### GOAL
How many of the lines here include "Ailantus"? Answer with a single number.
Begin EXTRACTED MATERIAL
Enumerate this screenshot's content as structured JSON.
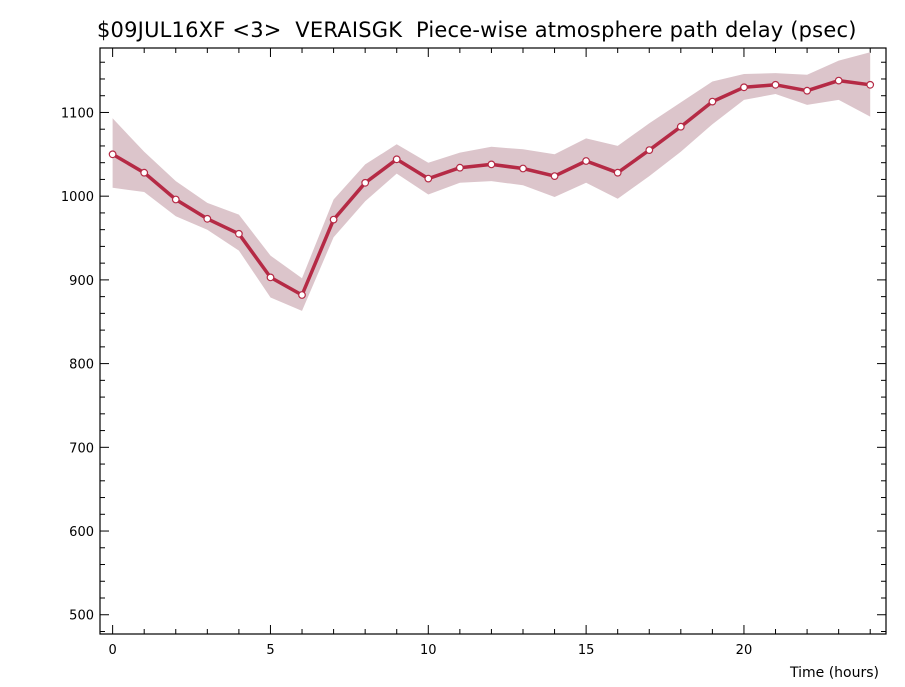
{
  "chart_data": {
    "type": "line",
    "title": "$09JUL16XF <3>  VERAISGK  Piece-wise atmosphere path delay (psec)",
    "xlabel": "Time (hours)",
    "ylabel": "",
    "xlim": [
      -0.4,
      24.5
    ],
    "ylim": [
      477,
      1177
    ],
    "x_ticks": [
      0,
      5,
      10,
      15,
      20
    ],
    "y_ticks": [
      500,
      600,
      700,
      800,
      900,
      1000,
      1100
    ],
    "grid": false,
    "colors": {
      "line": "#b52a45",
      "band": "#dcc5cb",
      "marker_fill": "#ffffff"
    },
    "series": [
      {
        "x": [
          0,
          1,
          2,
          3,
          4,
          5,
          6,
          7,
          8,
          9,
          10,
          11,
          12,
          13,
          14,
          15,
          16,
          17,
          18,
          19,
          20,
          21,
          22,
          23,
          24
        ],
        "values": [
          1050,
          1028,
          996,
          973,
          955,
          903,
          882,
          972,
          1016,
          1044,
          1021,
          1034,
          1038,
          1033,
          1024,
          1042,
          1028,
          1055,
          1083,
          1113,
          1130,
          1133,
          1126,
          1138,
          1133
        ],
        "upper": [
          1093,
          1053,
          1018,
          992,
          978,
          929,
          902,
          996,
          1038,
          1062,
          1040,
          1052,
          1059,
          1056,
          1050,
          1069,
          1060,
          1087,
          1112,
          1137,
          1146,
          1147,
          1145,
          1162,
          1172
        ],
        "lower": [
          1010,
          1005,
          976,
          960,
          935,
          879,
          863,
          951,
          994,
          1027,
          1002,
          1016,
          1018,
          1013,
          999,
          1016,
          997,
          1024,
          1053,
          1086,
          1115,
          1122,
          1109,
          1115,
          1095
        ]
      }
    ]
  }
}
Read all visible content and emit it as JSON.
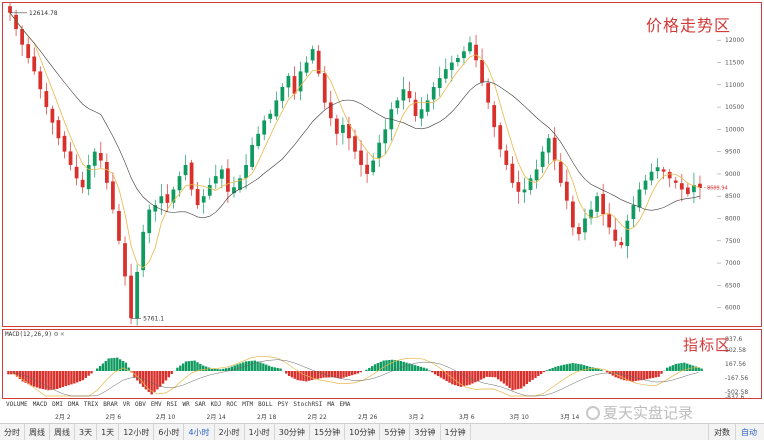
{
  "price_panel": {
    "label": "价格走势区",
    "high_marker": "12614.78",
    "low_marker": "5761.1",
    "last_price": "8689.94",
    "y_labels": [
      "12000",
      "11500",
      "11000",
      "10500",
      "10000",
      "9500",
      "9000",
      "8500",
      "8000",
      "7500",
      "7000",
      "6500",
      "6000"
    ],
    "colors": {
      "up": "#0f9a60",
      "down": "#d9302c",
      "ma_fast": "#e8b84a",
      "ma_slow": "#3a3a3a"
    }
  },
  "indicator_panel": {
    "label": "指标区",
    "title": "MACD(12,26,9)",
    "y_labels": [
      "837.6",
      "502.58",
      "167.56",
      "-167.56",
      "-502.58",
      "-837.6"
    ],
    "colors": {
      "pos": "#0f9a60",
      "neg": "#d9302c",
      "dif": "#e8b84a",
      "dea": "#666666"
    }
  },
  "indicator_names": [
    "VOLUME",
    "MACD",
    "DMI",
    "DMA",
    "TRIX",
    "BRAR",
    "VR",
    "OBV",
    "EMV",
    "RSI",
    "WR",
    "SAR",
    "KDJ",
    "ROC",
    "MTM",
    "BOLL",
    "PSY",
    "StochRSI",
    "MA",
    "EMA"
  ],
  "date_axis": [
    "2月 2",
    "2月 6",
    "2月 10",
    "2月 14",
    "2月 18",
    "2月 22",
    "2月 26",
    "3月 2",
    "3月 6",
    "3月 10",
    "3月 14"
  ],
  "periods": [
    "分时",
    "周线",
    "周线",
    "3天",
    "1天",
    "12小时",
    "6小时",
    "4小时",
    "2小时",
    "1小时",
    "30分钟",
    "15分钟",
    "10分钟",
    "5分钟",
    "3分钟",
    "1分钟"
  ],
  "active_period": "4小时",
  "bottom_right": [
    "对数",
    "自动"
  ],
  "watermark": "夏天实盘记录",
  "chart_data": {
    "type": "candlestick",
    "price_range": [
      5700,
      12700
    ],
    "close_series": [
      12614,
      12250,
      11900,
      11600,
      11300,
      10900,
      10500,
      10150,
      9800,
      9500,
      9200,
      8900,
      8700,
      9200,
      9500,
      9300,
      8800,
      8200,
      7500,
      6700,
      5761,
      6800,
      7700,
      8200,
      8300,
      8500,
      8350,
      8650,
      8950,
      9200,
      8650,
      8300,
      8500,
      8750,
      8950,
      9100,
      8600,
      8700,
      8900,
      9200,
      9650,
      9900,
      10200,
      10350,
      10650,
      10950,
      11200,
      10800,
      11300,
      11500,
      11800,
      11250,
      10600,
      10250,
      9900,
      10100,
      9800,
      9500,
      9200,
      9000,
      9300,
      9700,
      10000,
      10450,
      10650,
      10900,
      10700,
      10300,
      10450,
      10650,
      10950,
      11150,
      11350,
      11500,
      11600,
      11750,
      11950,
      11550,
      11050,
      10600,
      10050,
      9550,
      9200,
      8800,
      8600,
      8650,
      8900,
      9100,
      9500,
      9800,
      9300,
      8800,
      8400,
      7800,
      7650,
      8000,
      8200,
      8500,
      8100,
      7800,
      7500,
      7400,
      7950,
      8300,
      8650,
      8850,
      9050,
      9150,
      9050,
      8900,
      8800,
      8650,
      8550,
      8750,
      8690
    ],
    "macd_hist": [
      -80,
      -250,
      -350,
      -420,
      -460,
      -430,
      -360,
      -300,
      -220,
      -60,
      120,
      300,
      320,
      200,
      -150,
      -380,
      -560,
      -380,
      -150,
      80,
      230,
      250,
      130,
      60,
      40,
      80,
      160,
      230,
      250,
      180,
      100,
      60,
      -120,
      -220,
      -250,
      -200,
      -160,
      -150,
      -180,
      -120,
      -60,
      30,
      160,
      250,
      270,
      240,
      180,
      120,
      60,
      -80,
      -200,
      -320,
      -380,
      -330,
      -240,
      -140,
      -150,
      -300,
      -460,
      -420,
      -260,
      -120,
      20,
      100,
      150,
      190,
      160,
      100,
      60,
      -30,
      -150,
      -220,
      -250,
      -220,
      -180,
      -140,
      80,
      170,
      200,
      130,
      60
    ]
  }
}
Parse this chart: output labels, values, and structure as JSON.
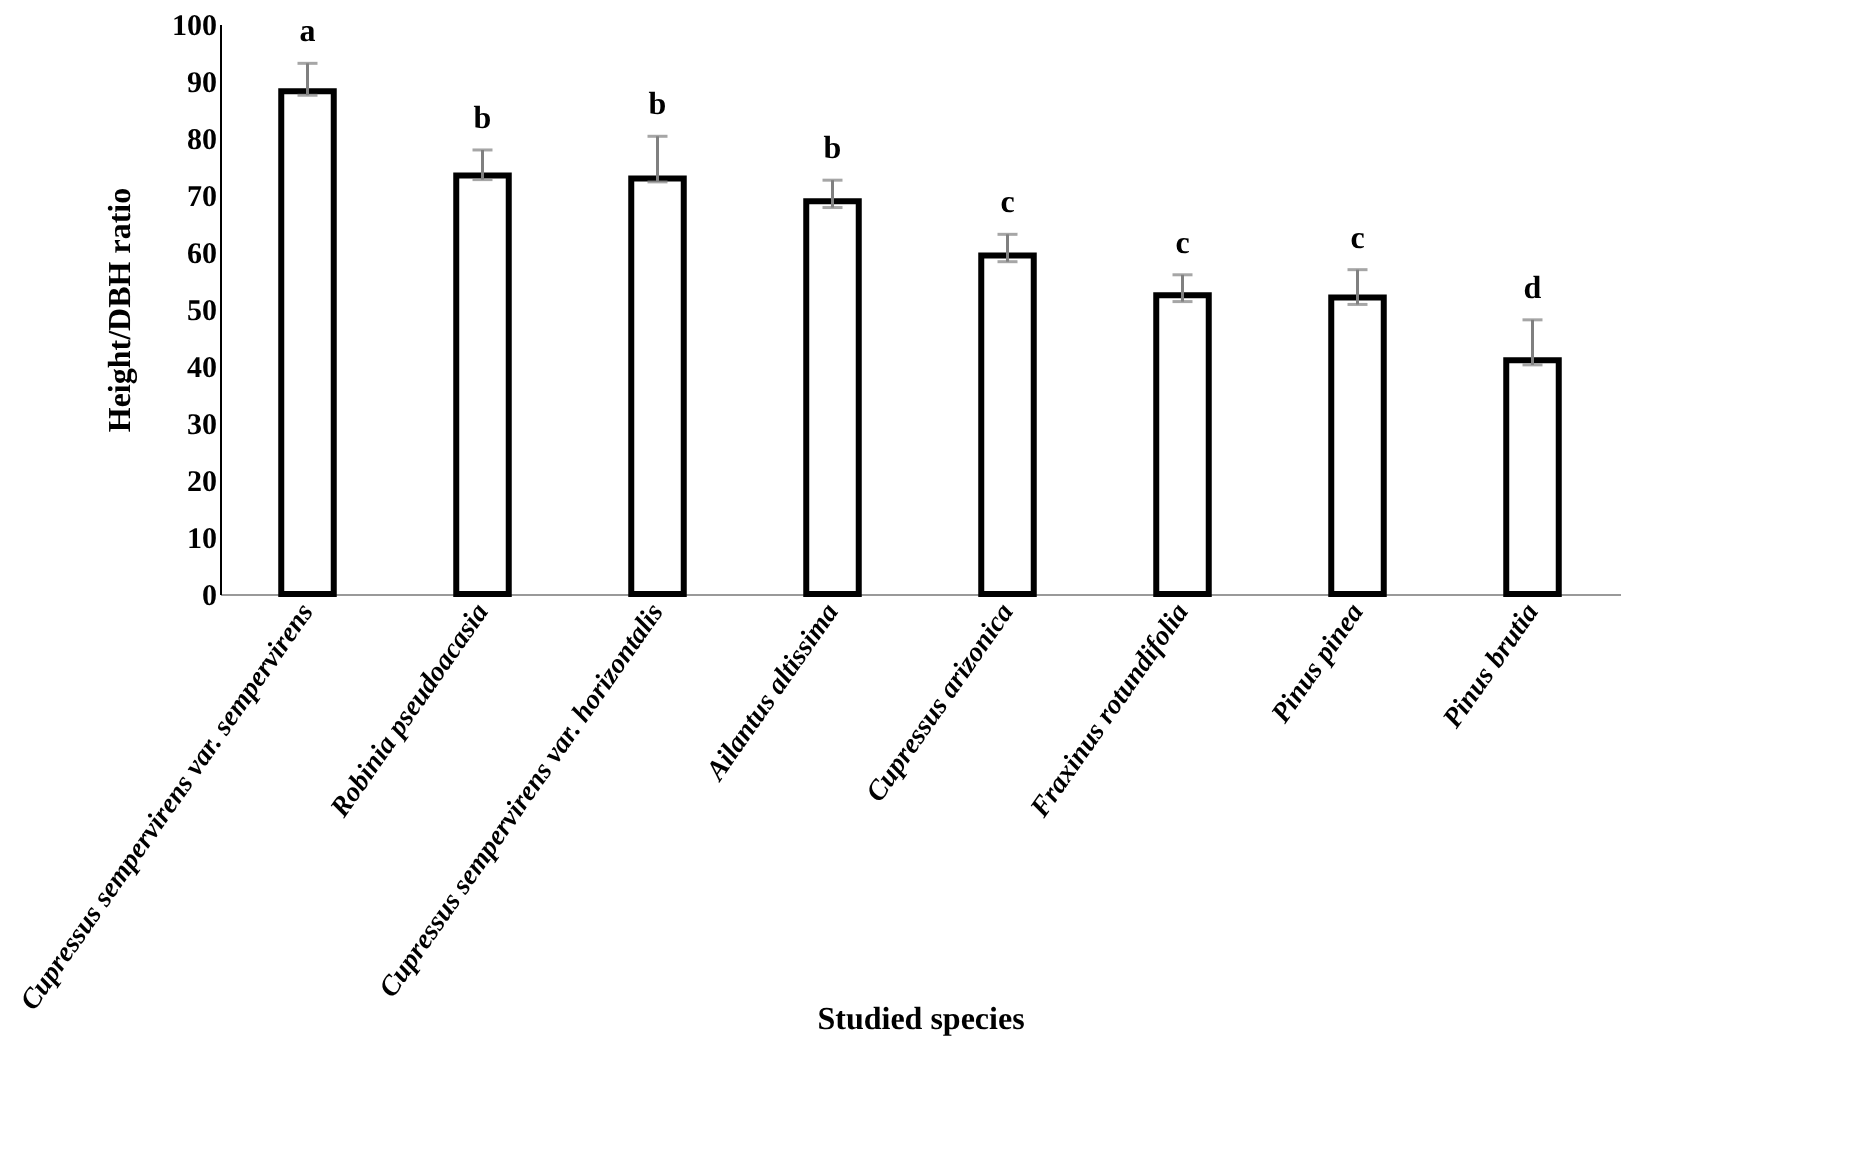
{
  "chart_data": {
    "type": "bar",
    "xlabel": "Studied species",
    "ylabel": "Height/DBH ratio",
    "categories": [
      "Cupressus sempervirens  var. sempervirens",
      "Robinia pseudoacasia",
      "Cupressus sempervirens  var. horizontalis",
      "Ailantus altissima",
      "Cupressus arizonica",
      "Fraxinus rotundifolia",
      "Pinus pinea",
      "Pinus brutia"
    ],
    "values": [
      88.2,
      73.4,
      72.9,
      68.9,
      59.4,
      52.4,
      52.0,
      41.0
    ],
    "errors": [
      [
        87.5,
        93.1
      ],
      [
        72.7,
        77.9
      ],
      [
        72.3,
        80.3
      ],
      [
        67.8,
        72.6
      ],
      [
        58.3,
        63.1
      ],
      [
        51.3,
        56.0
      ],
      [
        50.8,
        56.9
      ],
      [
        40.2,
        48.1
      ]
    ],
    "color": "#ffffff",
    "ylim": [
      0,
      100
    ],
    "yticks": [
      0,
      10,
      20,
      30,
      40,
      50,
      60,
      70,
      80,
      90,
      100
    ],
    "grid": false,
    "annotations": [
      {
        "text": "a",
        "x": "Cupressus sempervirens  var. sempervirens",
        "y": 93.1
      },
      {
        "text": "b",
        "x": "Robinia pseudoacasia",
        "y": 77.9
      },
      {
        "text": "b",
        "x": "Cupressus sempervirens  var. horizontalis",
        "y": 80.3
      },
      {
        "text": "b",
        "x": "Ailantus altissima",
        "y": 72.6
      },
      {
        "text": "c",
        "x": "Cupressus arizonica",
        "y": 63.1
      },
      {
        "text": "c",
        "x": "Fraxinus rotundifolia",
        "y": 56.0
      },
      {
        "text": "c",
        "x": "Pinus pinea",
        "y": 56.9
      },
      {
        "text": "d",
        "x": "Pinus brutia",
        "y": 48.1
      }
    ]
  }
}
End EXTRACTED MATERIAL
### FULL OUTPUT
2